▶ **SUPPLIED RECORDS**
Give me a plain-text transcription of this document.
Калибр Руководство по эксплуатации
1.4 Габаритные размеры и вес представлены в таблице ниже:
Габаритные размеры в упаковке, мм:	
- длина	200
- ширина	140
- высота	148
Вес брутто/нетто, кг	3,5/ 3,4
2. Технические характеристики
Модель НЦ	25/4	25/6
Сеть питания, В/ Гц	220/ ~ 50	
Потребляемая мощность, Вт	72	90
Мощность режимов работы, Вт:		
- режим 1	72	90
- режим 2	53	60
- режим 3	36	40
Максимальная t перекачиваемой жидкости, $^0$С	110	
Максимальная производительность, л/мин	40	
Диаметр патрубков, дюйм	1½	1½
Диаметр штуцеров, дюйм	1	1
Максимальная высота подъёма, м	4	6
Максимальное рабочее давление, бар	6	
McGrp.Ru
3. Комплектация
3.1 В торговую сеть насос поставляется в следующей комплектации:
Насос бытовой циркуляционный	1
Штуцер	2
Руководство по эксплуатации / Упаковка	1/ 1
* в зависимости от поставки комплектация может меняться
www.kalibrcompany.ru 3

--

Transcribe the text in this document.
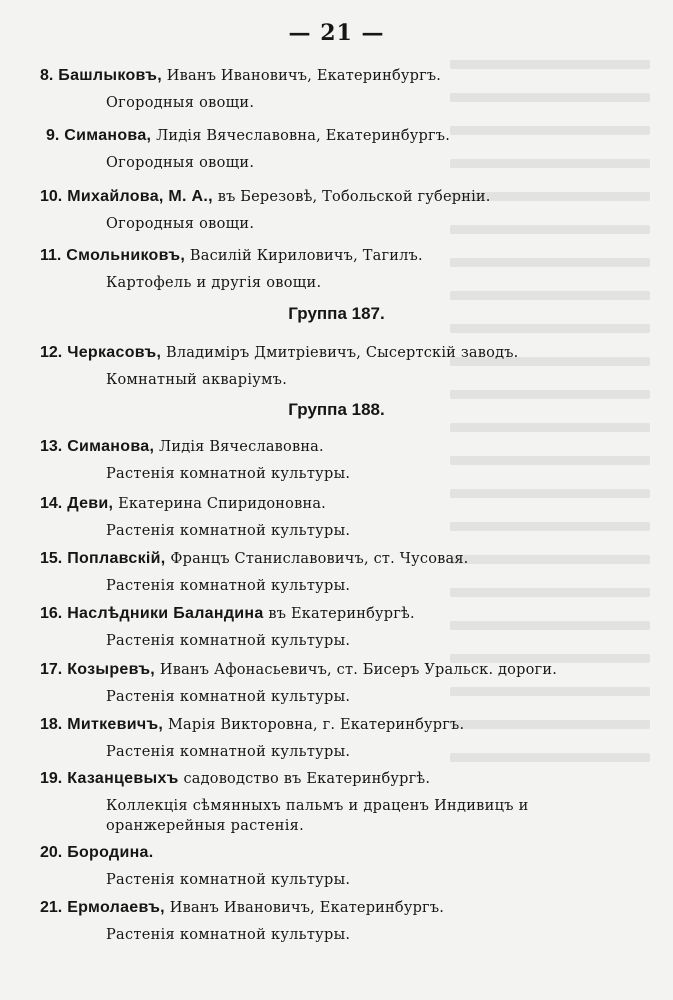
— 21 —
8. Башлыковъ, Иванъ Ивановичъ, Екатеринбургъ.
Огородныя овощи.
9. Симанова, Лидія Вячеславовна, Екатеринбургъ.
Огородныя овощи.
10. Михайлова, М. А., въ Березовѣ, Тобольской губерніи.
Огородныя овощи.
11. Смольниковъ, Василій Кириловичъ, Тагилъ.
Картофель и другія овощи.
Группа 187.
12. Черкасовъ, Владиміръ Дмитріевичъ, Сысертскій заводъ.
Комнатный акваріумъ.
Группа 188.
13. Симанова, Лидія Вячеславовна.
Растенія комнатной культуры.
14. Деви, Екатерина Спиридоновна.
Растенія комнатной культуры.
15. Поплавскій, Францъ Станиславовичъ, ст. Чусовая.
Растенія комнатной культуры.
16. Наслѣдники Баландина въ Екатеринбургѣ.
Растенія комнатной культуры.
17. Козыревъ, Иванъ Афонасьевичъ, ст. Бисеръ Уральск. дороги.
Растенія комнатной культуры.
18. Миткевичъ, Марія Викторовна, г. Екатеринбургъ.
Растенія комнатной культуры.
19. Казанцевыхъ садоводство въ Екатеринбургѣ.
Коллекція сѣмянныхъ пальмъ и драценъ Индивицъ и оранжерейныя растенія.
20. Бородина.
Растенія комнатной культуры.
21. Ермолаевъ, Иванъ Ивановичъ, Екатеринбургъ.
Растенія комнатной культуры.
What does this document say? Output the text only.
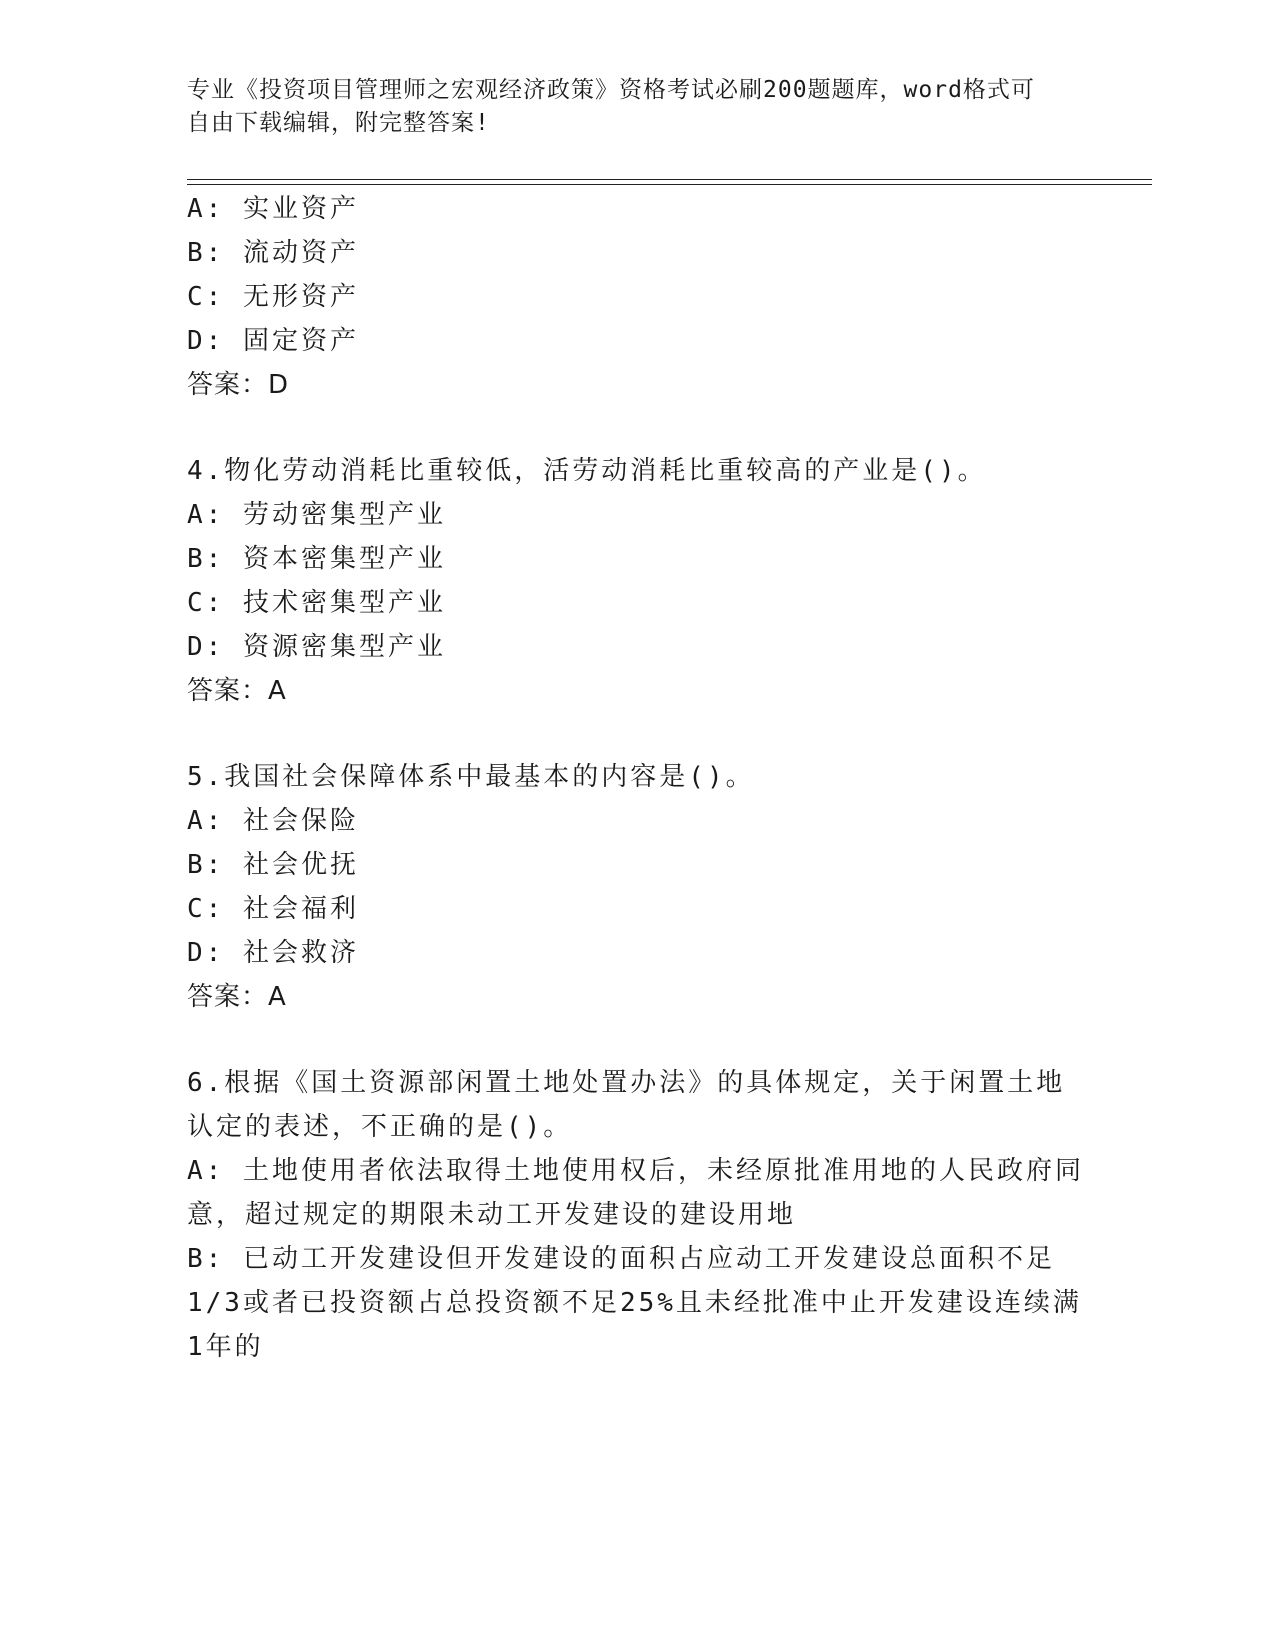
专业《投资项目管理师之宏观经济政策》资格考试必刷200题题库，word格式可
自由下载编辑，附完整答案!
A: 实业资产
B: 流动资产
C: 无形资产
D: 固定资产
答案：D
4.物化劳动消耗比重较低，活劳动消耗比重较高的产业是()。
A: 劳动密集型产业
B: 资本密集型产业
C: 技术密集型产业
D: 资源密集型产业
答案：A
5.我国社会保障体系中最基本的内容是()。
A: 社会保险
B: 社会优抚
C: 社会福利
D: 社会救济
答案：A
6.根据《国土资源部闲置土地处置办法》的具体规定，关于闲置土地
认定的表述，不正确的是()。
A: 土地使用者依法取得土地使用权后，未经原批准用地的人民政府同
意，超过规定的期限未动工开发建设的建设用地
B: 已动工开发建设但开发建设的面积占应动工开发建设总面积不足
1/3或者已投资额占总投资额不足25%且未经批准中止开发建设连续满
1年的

--

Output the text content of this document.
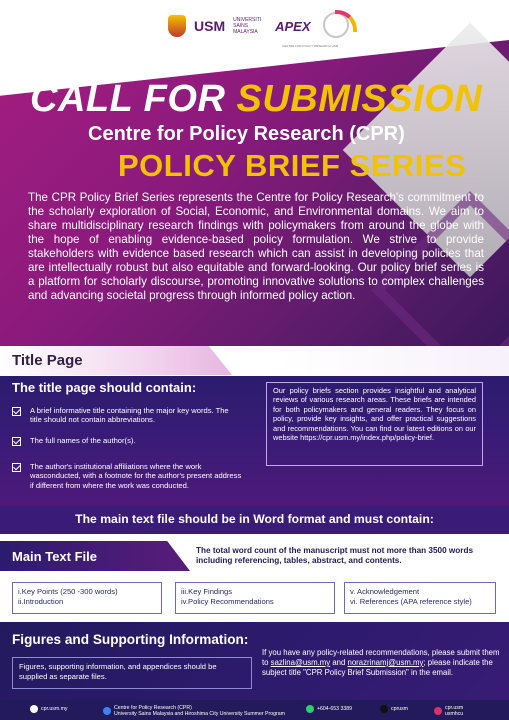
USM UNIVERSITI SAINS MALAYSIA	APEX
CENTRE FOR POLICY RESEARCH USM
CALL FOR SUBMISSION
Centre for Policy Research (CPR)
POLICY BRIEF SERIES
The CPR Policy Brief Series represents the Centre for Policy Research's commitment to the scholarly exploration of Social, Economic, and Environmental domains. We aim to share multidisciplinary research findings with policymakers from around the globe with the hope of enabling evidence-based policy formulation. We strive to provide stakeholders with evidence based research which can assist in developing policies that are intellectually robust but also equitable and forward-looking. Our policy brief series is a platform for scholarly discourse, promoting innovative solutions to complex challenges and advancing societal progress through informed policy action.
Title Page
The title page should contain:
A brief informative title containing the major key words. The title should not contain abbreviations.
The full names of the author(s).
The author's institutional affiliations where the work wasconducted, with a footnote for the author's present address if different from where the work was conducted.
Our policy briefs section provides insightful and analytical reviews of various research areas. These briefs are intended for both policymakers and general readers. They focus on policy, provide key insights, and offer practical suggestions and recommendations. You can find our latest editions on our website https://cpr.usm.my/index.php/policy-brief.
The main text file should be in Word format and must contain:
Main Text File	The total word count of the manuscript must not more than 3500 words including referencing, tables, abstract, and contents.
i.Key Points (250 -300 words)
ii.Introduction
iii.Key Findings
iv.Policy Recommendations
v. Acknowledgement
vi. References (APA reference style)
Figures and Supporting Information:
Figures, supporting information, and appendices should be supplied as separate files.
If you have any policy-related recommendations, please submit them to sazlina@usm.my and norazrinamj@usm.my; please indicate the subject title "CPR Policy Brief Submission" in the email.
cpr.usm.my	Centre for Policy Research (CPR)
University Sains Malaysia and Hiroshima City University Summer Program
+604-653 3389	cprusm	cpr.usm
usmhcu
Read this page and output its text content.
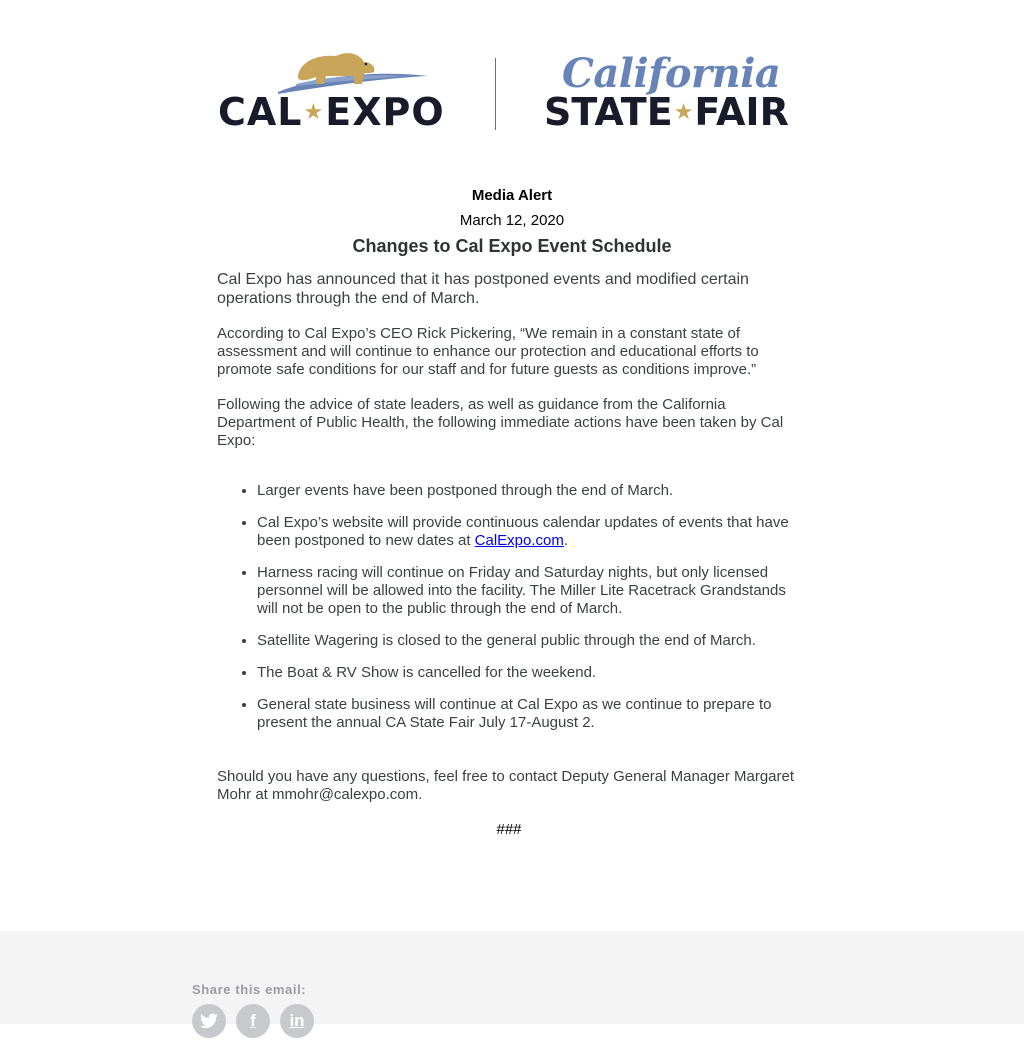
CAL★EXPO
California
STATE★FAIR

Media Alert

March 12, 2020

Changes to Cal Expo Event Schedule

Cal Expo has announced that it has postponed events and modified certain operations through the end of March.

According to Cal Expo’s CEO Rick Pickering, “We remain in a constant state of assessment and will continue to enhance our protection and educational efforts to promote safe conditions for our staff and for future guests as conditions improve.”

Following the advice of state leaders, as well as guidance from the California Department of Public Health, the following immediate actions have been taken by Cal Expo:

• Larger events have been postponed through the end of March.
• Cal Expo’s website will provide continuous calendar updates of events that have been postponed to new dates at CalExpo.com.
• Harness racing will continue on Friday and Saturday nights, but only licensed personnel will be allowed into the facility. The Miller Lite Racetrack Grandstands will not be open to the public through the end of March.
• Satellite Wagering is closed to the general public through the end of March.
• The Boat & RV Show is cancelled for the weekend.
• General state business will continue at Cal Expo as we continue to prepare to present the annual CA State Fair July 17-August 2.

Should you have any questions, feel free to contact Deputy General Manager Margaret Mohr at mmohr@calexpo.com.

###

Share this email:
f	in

▶ **YOUR INSTRUCTIONS**
Only a number is wanted: how many lines contain the word "Ивановичъ"?

▶ **RESULT BELOW**
2